## Set problem
Format every line of the records below as a Markdown table with two columns, "No." and "Entry": number the rows in order, skip blank lines, and omit the pictures.

## Source data
::::

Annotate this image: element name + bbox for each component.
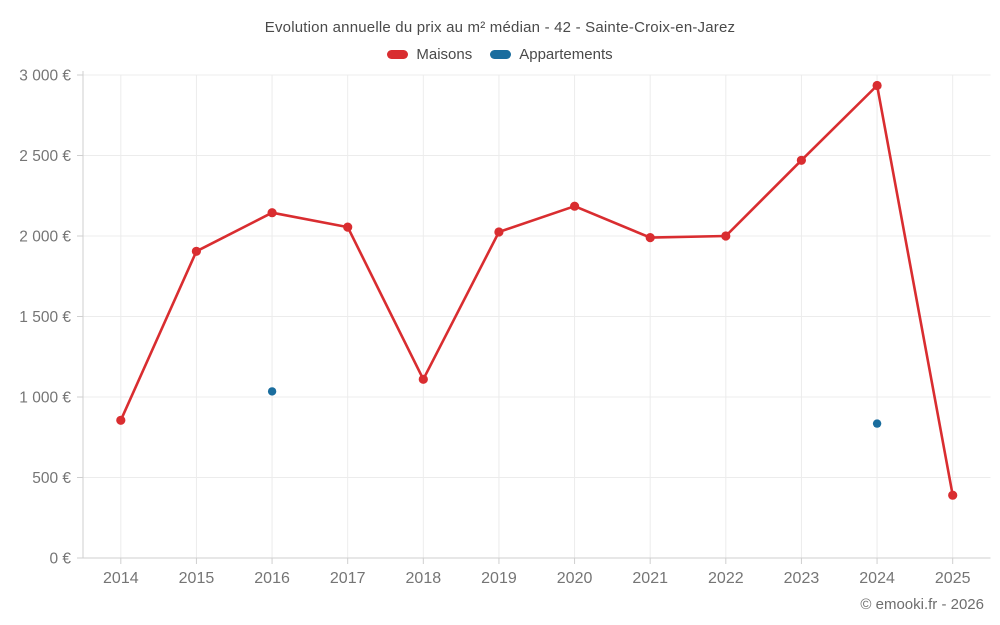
copyright-text: © emooki.fr - 2026	[860, 596, 984, 613]
chart-title: Evolution annuelle du prix au m² médian …	[264, 19, 736, 36]
legend-item-maisons[interactable]: Maisons	[387, 46, 472, 63]
maisons-data-point	[872, 80, 882, 91]
x-tick-label: 2016	[254, 570, 290, 587]
x-tick-label: 2019	[481, 570, 517, 587]
x-tick-label: 2021	[632, 570, 668, 587]
maisons-data-point	[721, 231, 731, 241]
maisons-data-point	[418, 374, 428, 384]
x-tick-label: 2022	[708, 570, 744, 587]
appartements-data-point	[267, 387, 277, 396]
maisons-line	[119, 84, 955, 497]
appartements-swatch-icon	[490, 50, 512, 59]
y-tick-label: 500 €	[32, 470, 71, 487]
x-tick-label: 2014	[103, 570, 139, 587]
maisons-data-point	[796, 155, 807, 165]
legend-label-appartements: Appartements	[519, 46, 613, 63]
maisons-data-point	[343, 222, 353, 232]
chart-legend: Maisons Appartements	[0, 46, 1000, 63]
x-tick-label: 2020	[557, 570, 593, 587]
maisons-data-point	[570, 201, 580, 211]
x-tick-label: 2025	[935, 570, 971, 587]
x-tick-label: 2015	[179, 570, 215, 587]
y-tick-label: 2 000 €	[19, 229, 71, 246]
y-tick-label: 0 €	[49, 551, 71, 568]
y-tick-label: 2 500 €	[19, 148, 71, 165]
maisons-data-point	[116, 415, 126, 425]
appartements-data-point	[872, 419, 882, 428]
y-tick-label: 1 500 €	[19, 309, 71, 326]
maisons-data-point	[494, 227, 504, 237]
maisons-data-point	[645, 233, 655, 243]
legend-label-maisons: Maisons	[416, 46, 473, 63]
x-tick-label: 2024	[859, 570, 895, 587]
x-tick-label: 2023	[784, 570, 820, 587]
x-tick-label: 2018	[406, 570, 442, 587]
y-tick-label: 3 000 €	[19, 68, 71, 85]
maisons-data-point	[948, 490, 958, 500]
maisons-data-point	[191, 246, 201, 256]
maisons-swatch-icon	[387, 50, 409, 59]
maisons-data-point	[267, 208, 277, 218]
legend-item-appartements[interactable]: Appartements	[490, 46, 613, 63]
x-tick-label: 2017	[330, 570, 366, 587]
y-tick-label: 1 000 €	[19, 390, 71, 407]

::::

## Exercise response
| No. | Entry |
|---|---|
| 1 | Annotate this image: element name + bbox for each component. |
| 2 | copyright-text: © emooki.fr - 2026	[860, 596, 984, 613] |
| 3 | chart-title: Evolution annuelle du prix au m² médian …	[264, 19, 736, 36] |
| 4 | legend-item-maisons[interactable]: Maisons	[387, 46, 472, 63] |
| 5 | maisons-data-point	[872, 80, 882, 91] |
| 6 | x-tick-label: 2016	[254, 570, 290, 587] |
| 7 | x-tick-label: 2019	[481, 570, 517, 587] |
| 8 | x-tick-label: 2021	[632, 570, 668, 587] |
| 9 | maisons-data-point	[721, 231, 731, 241] |
| 10 | maisons-data-point	[418, 374, 428, 384] |
| 11 | x-tick-label: 2022	[708, 570, 744, 587] |
| 12 | appartements-data-point	[267, 387, 277, 396] |
| 13 | maisons-line	[119, 84, 955, 497] |
| 14 | appartements-swatch-icon	[490, 50, 512, 59] |
| 15 | y-tick-label: 500 €	[32, 470, 71, 487] |
| 16 | x-tick-label: 2014	[103, 570, 139, 587] |
| 17 | maisons-data-point	[796, 155, 807, 165] |
| 18 | legend-label-appartements: Appartements	[519, 46, 613, 63] |
| 19 | maisons-data-point	[343, 222, 353, 232] |
| 20 | chart-legend: Maisons Appartements	[0, 46, 1000, 63] |
| 21 | x-tick-label: 2020	[557, 570, 593, 587] |
| 22 | maisons-data-point	[570, 201, 580, 211] |
| 23 | x-tick-label: 2025	[935, 570, 971, 587] |
| 24 | x-tick-label: 2015	[179, 570, 215, 587] |
| 25 | y-tick-label: 2 000 €	[19, 229, 71, 246] |
| 26 | y-tick-label: 0 €	[49, 551, 71, 568] |
| 27 | y-tick-label: 2 500 €	[19, 148, 71, 165] |
| 28 | maisons-data-point	[116, 415, 126, 425] |
| 29 | appartements-data-point	[872, 419, 882, 428] |
| 30 | y-tick-label: 1 500 €	[19, 309, 71, 326] |
| 31 | maisons-data-point	[494, 227, 504, 237] |
| 32 | maisons-data-point	[645, 233, 655, 243] |
| 33 | legend-label-maisons: Maisons	[416, 46, 473, 63] |
| 34 | x-tick-label: 2024	[859, 570, 895, 587] |
| 35 | x-tick-label: 2023	[784, 570, 820, 587] |
| 36 | x-tick-label: 2018	[406, 570, 442, 587] |
| 37 | y-tick-label: 3 000 €	[19, 68, 71, 85] |
| 38 | maisons-data-point	[948, 490, 958, 500] |
| 39 | maisons-data-point	[191, 246, 201, 256] |
| 40 | maisons-swatch-icon	[387, 50, 409, 59] |
| 41 | maisons-data-point	[267, 208, 277, 218] |
| 42 | legend-item-appartements[interactable]: Appartements	[490, 46, 613, 63] |
| 43 | x-tick-label: 2017	[330, 570, 366, 587] |
| 44 | y-tick-label: 1 000 €	[19, 390, 71, 407] |